SET EXERCISE: Copy every record below exactly as written, but leave out the pictures.
** START DATA **
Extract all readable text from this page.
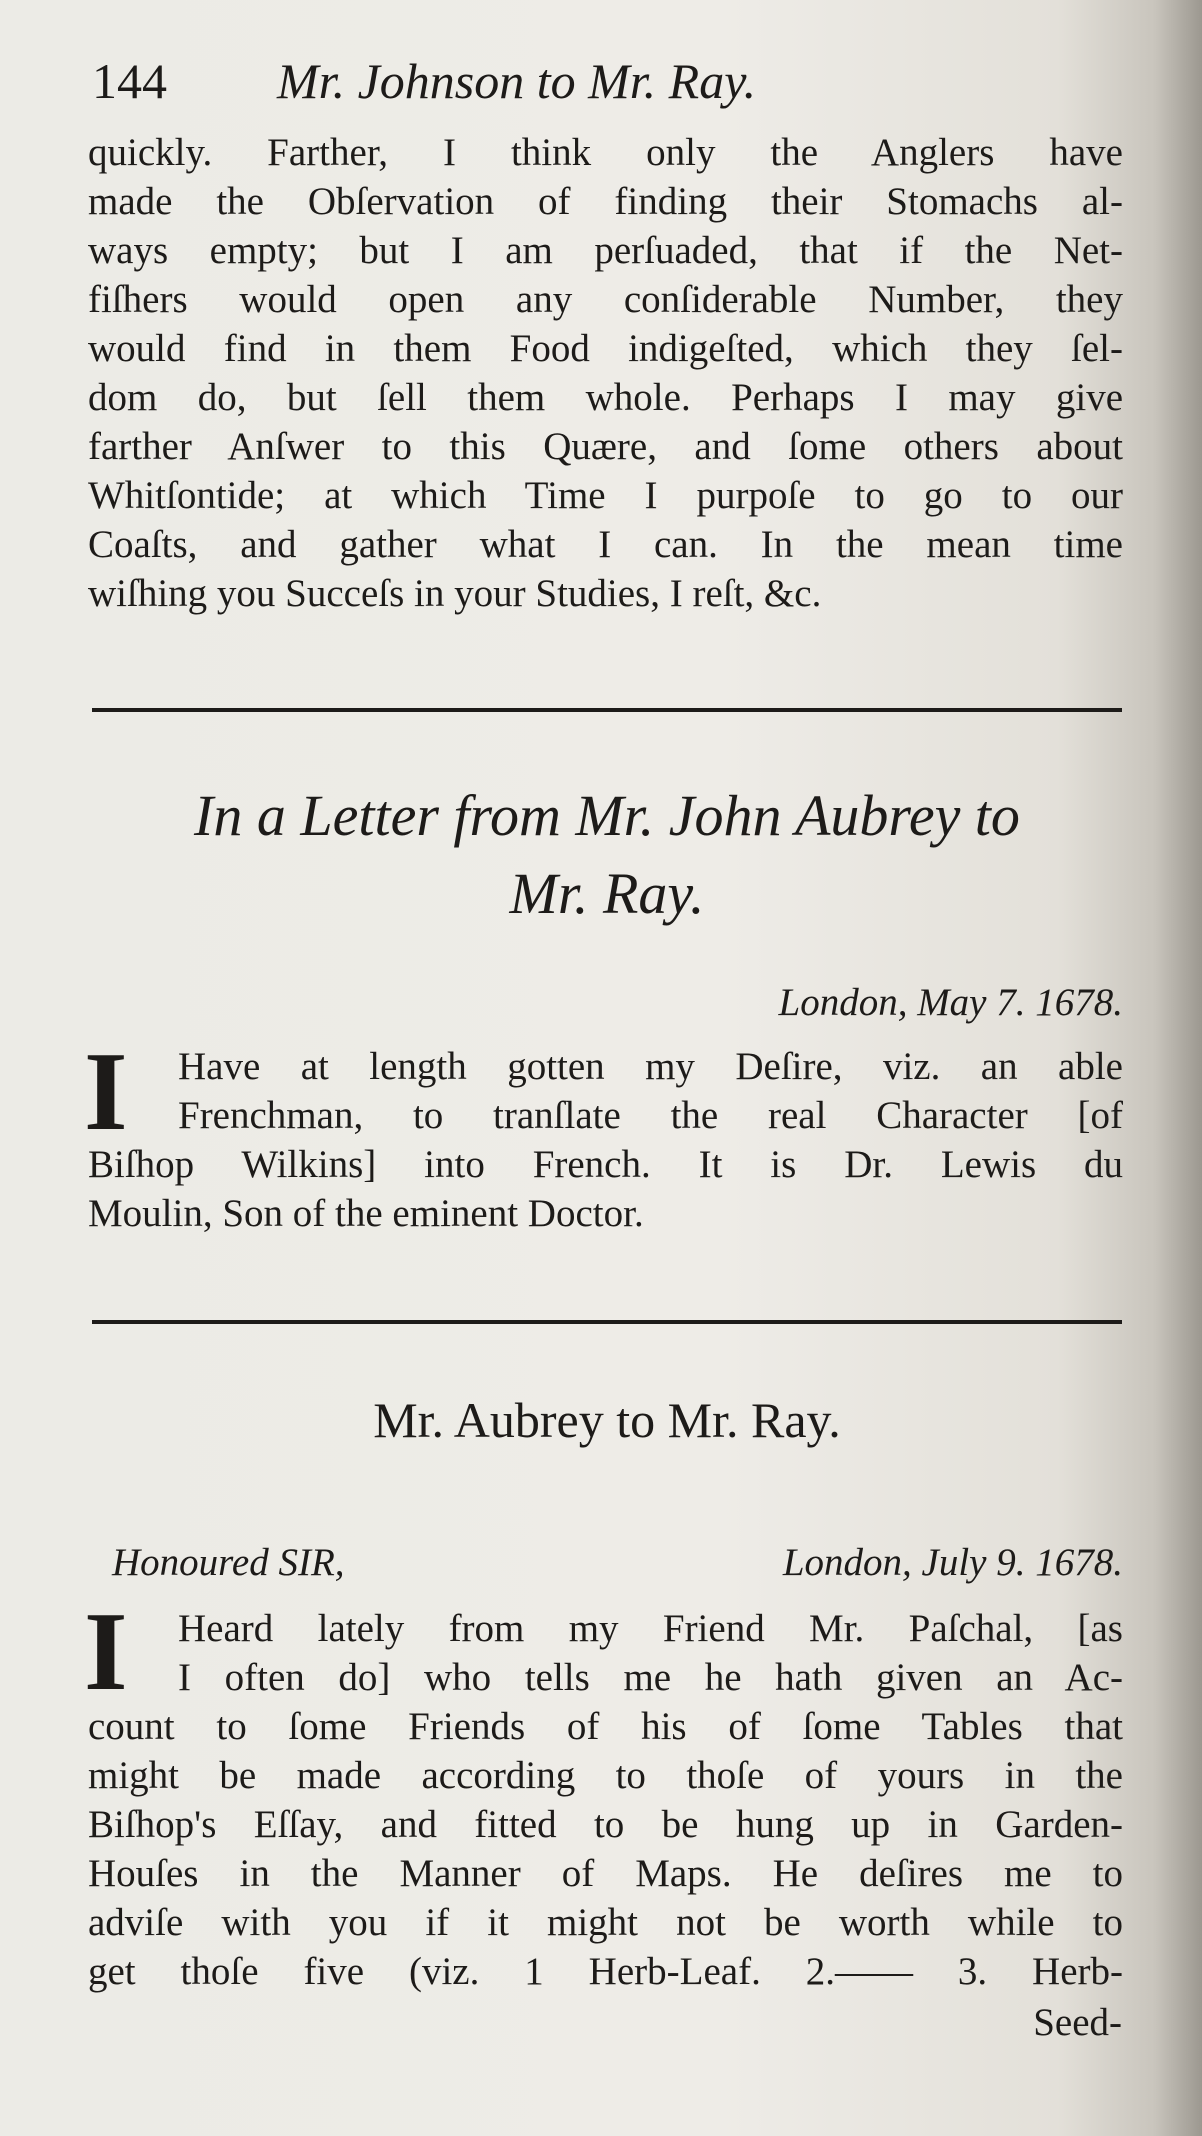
144 Mr. Johnson to Mr. Ray.
quickly. Farther, I think only the Anglers have
made the Obſervation of finding their Stomachs al-
ways empty; but I am perſuaded, that if the Net-
fiſhers would open any conſiderable Number, they
would find in them Food indigeſted, which they ſel-
dom do, but ſell them whole. Perhaps I may give
farther Anſwer to this Quære, and ſome others about
Whitſontide; at which Time I purpoſe to go to our
Coaſts, and gather what I can. In the mean time
wiſhing you Succeſs in your Studies, I reſt, &c.
In a Letter from Mr. John Aubrey to
Mr. Ray.
London, May 7. 1678.
I Have at length gotten my Deſire, viz. an able
Frenchman, to tranſlate the real Character [of
Biſhop Wilkins] into French. It is Dr. Lewis du
Moulin, Son of the eminent Doctor.
Mr. Aubrey to Mr. Ray.
Honoured SIR,	London, July 9. 1678.
I Heard lately from my Friend Mr. Paſchal, [as
I often do] who tells me he hath given an Ac-
count to ſome Friends of his of ſome Tables that
might be made according to thoſe of yours in the
Biſhop's Eſſay, and fitted to be hung up in Garden-
Houſes in the Manner of Maps. He deſires me to
adviſe with you if it might not be worth while to
get thoſe five (viz. 1 Herb-Leaf. 2.—— 3. Herb-
Seed-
** END DATA **
RESPONSE TO THIS EXERCISE:
Extract all readable text from this page.
144 Mr. Johnson to Mr. Ray.
quickly. Farther, I think only the Anglers have
made the Obſervation of finding their Stomachs al-
ways empty; but I am perſuaded, that if the Net-
fiſhers would open any conſiderable Number, they
would find in them Food indigeſted, which they ſel-
dom do, but ſell them whole. Perhaps I may give
farther Anſwer to this Quære, and ſome others about
Whitſontide; at which Time I purpoſe to go to our
Coaſts, and gather what I can. In the mean time
wiſhing you Succeſs in your Studies, I reſt, &c.
In a Letter from Mr. John Aubrey to
Mr. Ray.
London, May 7. 1678.
I Have at length gotten my Deſire, viz. an able
Frenchman, to tranſlate the real Character [of
Biſhop Wilkins] into French. It is Dr. Lewis du
Moulin, Son of the eminent Doctor.
Mr. Aubrey to Mr. Ray.
Honoured SIR,	London, July 9. 1678.
I Heard lately from my Friend Mr. Paſchal, [as
I often do] who tells me he hath given an Ac-
count to ſome Friends of his of ſome Tables that
might be made according to thoſe of yours in the
Biſhop's Eſſay, and fitted to be hung up in Garden-
Houſes in the Manner of Maps. He deſires me to
adviſe with you if it might not be worth while to
get thoſe five (viz. 1 Herb-Leaf. 2.—— 3. Herb-
Seed-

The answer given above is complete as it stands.